(WHAT THE TASK REQUIRES) Determine how many lines in these records hold "ꙁемли". Only the number is wanted.

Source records
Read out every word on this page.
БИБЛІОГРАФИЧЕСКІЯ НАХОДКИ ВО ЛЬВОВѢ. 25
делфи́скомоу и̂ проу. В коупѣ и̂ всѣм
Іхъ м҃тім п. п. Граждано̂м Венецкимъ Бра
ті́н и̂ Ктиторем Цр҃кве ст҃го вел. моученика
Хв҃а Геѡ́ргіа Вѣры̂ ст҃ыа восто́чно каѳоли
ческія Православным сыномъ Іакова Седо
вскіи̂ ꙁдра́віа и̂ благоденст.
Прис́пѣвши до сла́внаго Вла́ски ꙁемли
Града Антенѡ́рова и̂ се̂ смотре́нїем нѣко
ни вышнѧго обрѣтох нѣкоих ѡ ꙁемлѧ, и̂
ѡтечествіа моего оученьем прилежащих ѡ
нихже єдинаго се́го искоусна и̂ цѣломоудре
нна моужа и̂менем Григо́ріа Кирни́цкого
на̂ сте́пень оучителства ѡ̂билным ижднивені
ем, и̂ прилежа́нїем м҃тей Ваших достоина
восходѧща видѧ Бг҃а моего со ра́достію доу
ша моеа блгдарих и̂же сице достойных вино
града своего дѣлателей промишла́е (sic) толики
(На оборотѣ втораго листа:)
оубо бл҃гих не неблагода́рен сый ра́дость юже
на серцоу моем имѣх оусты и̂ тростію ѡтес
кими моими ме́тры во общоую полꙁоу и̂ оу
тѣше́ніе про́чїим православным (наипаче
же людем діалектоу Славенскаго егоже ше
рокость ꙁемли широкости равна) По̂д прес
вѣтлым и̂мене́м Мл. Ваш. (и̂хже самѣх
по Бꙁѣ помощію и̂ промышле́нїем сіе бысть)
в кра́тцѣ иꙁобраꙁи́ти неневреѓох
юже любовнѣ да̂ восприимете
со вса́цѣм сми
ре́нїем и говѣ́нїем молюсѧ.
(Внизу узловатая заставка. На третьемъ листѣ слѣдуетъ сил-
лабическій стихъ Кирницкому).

(CORRECT RESULT) 2